Element region listings

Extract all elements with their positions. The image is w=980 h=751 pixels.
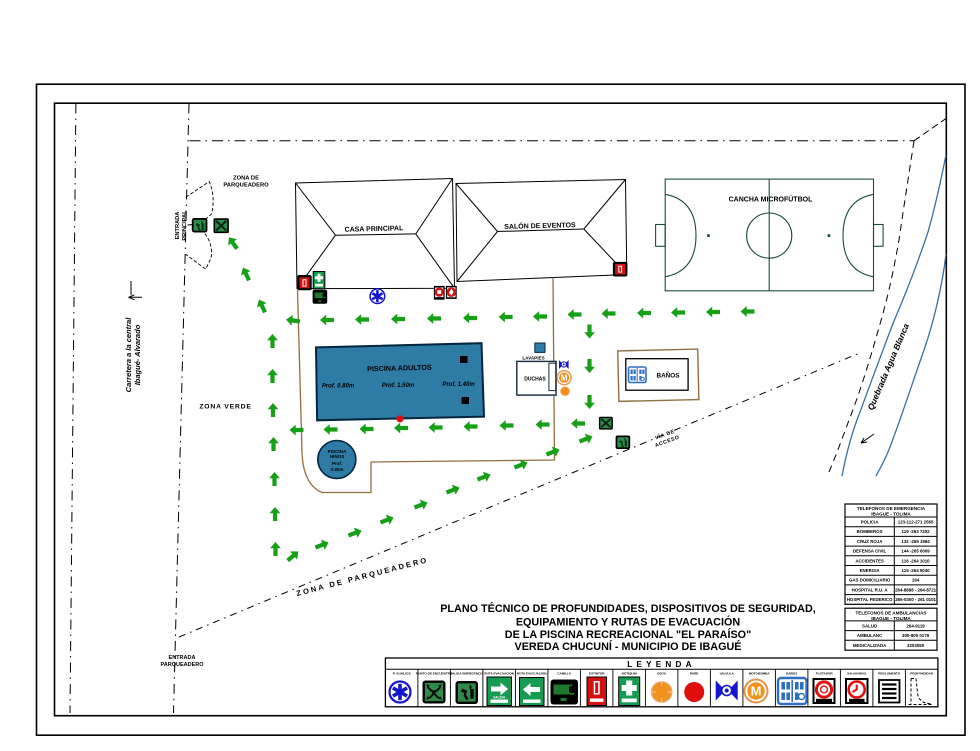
svg-text:RUTA EVACUACION: RUTA EVACUACION [517,672,547,676]
svg-text:Prof. 1.50m: Prof. 1.50m [382,383,415,389]
svg-text:BOMBEROS: BOMBEROS [857,529,883,534]
svg-text:300-800 0179: 300-800 0179 [902,633,930,638]
svg-text:264-9119: 264-9119 [906,623,925,628]
svg-text:LAVAPIES: LAVAPIES [522,355,544,360]
svg-text:BOTIQUIN: BOTIQUIN [622,672,638,676]
svg-text:M: M [561,374,568,383]
svg-text:CANCHA MICROFÚTBOL: CANCHA MICROFÚTBOL [729,195,813,204]
svg-text:BAÑOS: BAÑOS [786,671,797,676]
svg-text:PARQUEADERO: PARQUEADERO [223,183,269,189]
svg-text:EQUIPAMIENTO Y RUTAS DE EVACUA: EQUIPAMIENTO Y RUTAS DE EVACUACIÓN [516,616,741,629]
svg-text:PISCINA ADULTOS: PISCINA ADULTOS [367,363,432,374]
svg-text:119 -263 7202: 119 -263 7202 [902,529,931,534]
svg-text:CASA PRINCIPAL: CASA PRINCIPAL [345,225,405,234]
svg-text:SALIDA: SALIDA [493,696,506,700]
svg-text:M: M [751,684,762,699]
svg-text:0.60m: 0.60m [330,467,343,472]
svg-text:144 -265 6009: 144 -265 6009 [901,549,930,554]
svg-text:GAS DOMICILIARIO: GAS DOMICILIARIO [849,578,891,583]
svg-text:MEDICALIZADA: MEDICALIZADA [853,643,887,648]
svg-text:ZONA DE: ZONA DE [233,176,259,182]
svg-text:IBAGUE - TOLIMA: IBAGUE - TOLIMA [871,616,911,621]
svg-text:PRINCIPAL: PRINCIPAL [182,210,188,241]
svg-text:P. AUXILIOS: P. AUXILIOS [393,672,411,676]
svg-text:LEYENDA: LEYENDA [627,660,696,669]
svg-text:DEFENSA CIVIL: DEFENSA CIVIL [853,549,887,554]
svg-text:ENTRADA: ENTRADA [175,212,181,240]
svg-text:Ibagué- Alvarado: Ibagué- Alvarado [133,324,142,385]
svg-text:ZONA DE PARQUEADERO: ZONA DE PARQUEADERO [295,555,429,598]
svg-text:164: 164 [912,578,920,583]
svg-text:116 -264 1010: 116 -264 1010 [902,558,931,563]
svg-text:TELEFONOS DE AMBULANCIAS: TELEFONOS DE AMBULANCIAS [855,610,926,615]
svg-text:PARQUEADERO: PARQUEADERO [161,662,205,668]
svg-text:IBAGUE - TOLIMA: IBAGUE - TOLIMA [871,512,911,517]
svg-text:Prof. 0.80m: Prof. 0.80m [322,384,355,390]
svg-text:POLICIA: POLICIA [861,520,880,525]
svg-text:BOYA: BOYA [657,672,666,676]
svg-text:SALVAVIDAS: SALVAVIDAS [847,672,866,676]
svg-text:RUTA EVACUACION: RUTA EVACUACION [484,672,514,676]
svg-text:REGLAMENTO: REGLAMENTO [878,672,901,676]
svg-text:TELEFONOS DE EMERGENCIA: TELEFONOS DE EMERGENCIA [857,506,926,511]
svg-text:DUCHAS: DUCHAS [524,377,546,383]
svg-text:ENERGIA: ENERGIA [860,568,881,573]
svg-text:NIÑOS: NIÑOS [330,453,345,459]
svg-text:PUNTO DE ENCUENTRO: PUNTO DE ENCUENTRO [416,672,453,676]
svg-text:264-8888 - 264-8721: 264-8888 - 264-8721 [895,587,937,592]
svg-text:PARE: PARE [690,672,698,676]
svg-text:HOSPITAL FEDERICO: HOSPITAL FEDERICO [847,597,893,602]
svg-text:ZONA VERDE: ZONA VERDE [199,404,251,411]
svg-text:Prof. 1.40m: Prof. 1.40m [442,382,475,388]
svg-text:132 -265 1984: 132 -265 1984 [901,539,930,544]
svg-text:Carretera a la central: Carretera a la central [124,317,133,393]
svg-text:DE LA PISCINA RECREACIONAL "EL: DE LA PISCINA RECREACIONAL "EL PARAÍSO" [505,628,751,641]
svg-text:PLANO TÉCNICO DE PROFUNDIDADES: PLANO TÉCNICO DE PROFUNDIDADES, DISPOSIT… [440,602,816,615]
svg-text:PROFUNDIDAD: PROFUNDIDAD [910,672,934,676]
svg-text:SALÓN DE EVENTOS: SALÓN DE EVENTOS [504,220,576,231]
svg-text:ACCIDENTES: ACCIDENTES [855,558,884,563]
svg-text:FLOTADOR: FLOTADOR [816,672,834,676]
svg-text:HOSPITAL R.U. A: HOSPITAL R.U. A [852,587,889,592]
svg-text:EXTINTOR: EXTINTOR [589,672,605,676]
svg-text:265-0300 - 261 0101: 265-0300 - 261 0101 [895,597,936,602]
svg-text:MOTOBOMBA: MOTOBOMBA [749,672,771,676]
svg-text:SALIDA EMERGENCIA: SALIDA EMERGENCIA [450,672,484,676]
svg-text:SALUD: SALUD [862,623,877,628]
svg-text:ENTRADA: ENTRADA [169,655,196,661]
svg-text:AMBULANC: AMBULANC [857,633,883,638]
svg-text:3203050: 3203050 [907,643,925,648]
svg-text:115 -264 5040: 115 -264 5040 [902,568,931,573]
svg-text:VALVULA: VALVULA [720,672,735,676]
svg-text:CAMILLA: CAMILLA [557,672,572,676]
svg-text:VEREDA CHUCUNÍ - MUNICIPIO DE: VEREDA CHUCUNÍ - MUNICIPIO DE IBAGUÉ [515,640,742,653]
svg-text:Prof.: Prof. [332,461,342,466]
svg-text:CRUZ ROJA: CRUZ ROJA [857,539,883,544]
svg-text:123-112-271 2565: 123-112-271 2565 [898,520,934,525]
svg-text:BAÑOS: BAÑOS [656,371,680,380]
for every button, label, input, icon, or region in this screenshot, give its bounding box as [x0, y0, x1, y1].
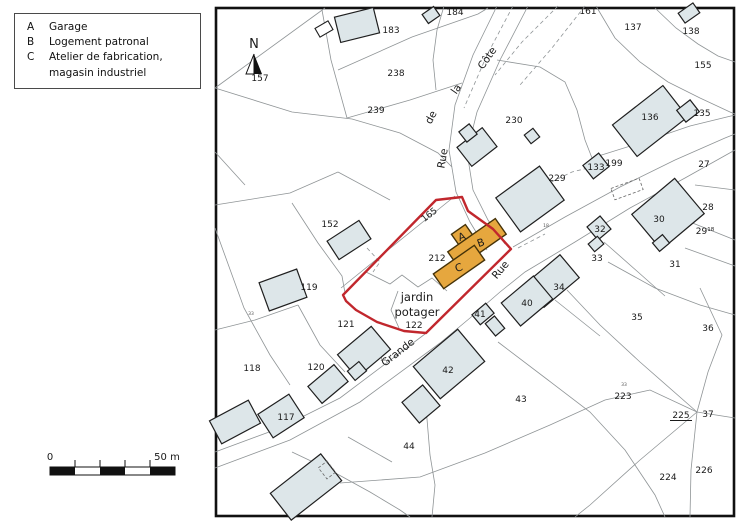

▶ [Work instructions] Copy the records word for word, starting at the line with "svg-text:RUTA EVACUACION: RUTA EVACUACION [517,672,547,676]" and ending at the line with "svg-text:EQUIPAMIENTO Y RUTAS", both lines included.

▶ [Full solution]
svg-text:RUTA EVACUACION: RUTA EVACUACION [517,672,547,676]
svg-text:Prof. 1.50m: Prof. 1.50m [382,383,415,389]
svg-text:BOMBEROS: BOMBEROS [857,529,883,534]
svg-text:300-800 0179: 300-800 0179 [902,633,930,638]
svg-text:264-9119: 264-9119 [906,623,925,628]
svg-text:LAVAPIES: LAVAPIES [522,355,544,360]
svg-text:BOTIQUIN: BOTIQUIN [622,672,638,676]
svg-text:M: M [561,374,568,383]
svg-text:CANCHA MICROFÚTBOL: CANCHA MICROFÚTBOL [729,195,813,204]
svg-text:BAÑOS: BAÑOS [786,671,797,676]
svg-text:PARQUEADERO: PARQUEADERO [223,183,269,189]
svg-text:EQUIPAMIENTO Y RUTAS DE EVACUA: EQUIPAMIENTO Y RUTAS DE EVACUACIÓN [516,616,741,629]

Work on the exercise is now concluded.